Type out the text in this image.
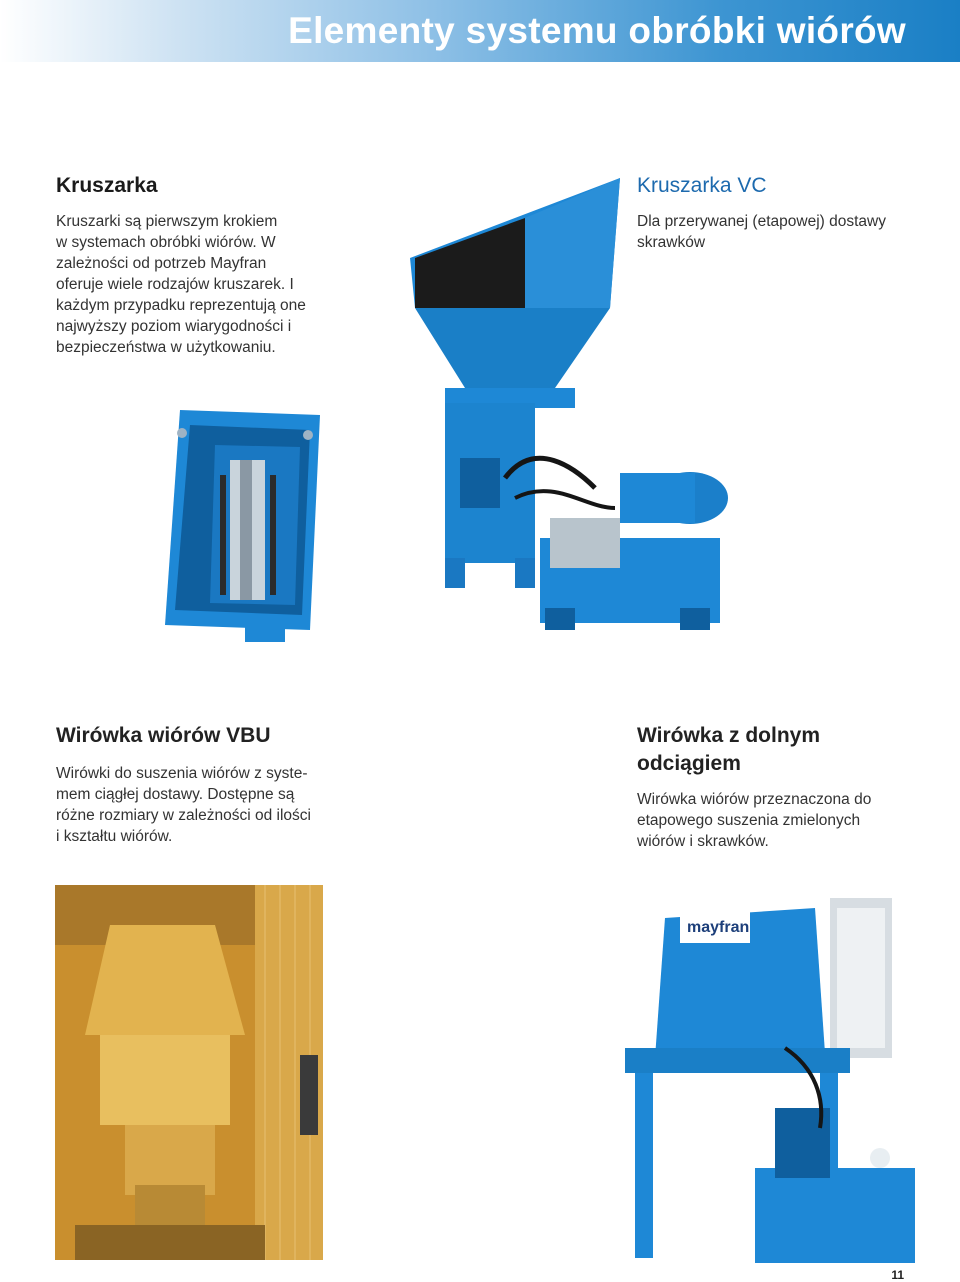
Elementy systemu obróbki wiórów
Kruszarka

Kruszarki są pierwszym krokiem
w systemach obróbki wiórów. W
zależności od potrzeb Mayfran
oferuje wiele rodzajów kruszarek. I
każdym przypadku reprezentują one
najwyższy poziom wiarygodności i
bezpieczeństwa w użytkowaniu.

Kruszarka VC

Dla przerywanej (etapowej) dostawy
skrawków

Wirówka wiórów VBU

Wirówki do suszenia wiórów z syste-
mem ciągłej dostawy. Dostępne są
różne rozmiary w zależności od ilości
i kształtu wiórów.

Wirówka z dolnym
odciągiem

Wirówka wiórów przeznaczona do
etapowego suszenia zmielonych
wiórów i skrawków.

mayfran
11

========

• [TO BE DONE] Gather each line in the entries above where the string "Wirówka" is found.

• [WRITTEN RESPONSE]
Wirówka wiórów VBU
Wirówka z dolnym
Wirówka wiórów przeznaczona do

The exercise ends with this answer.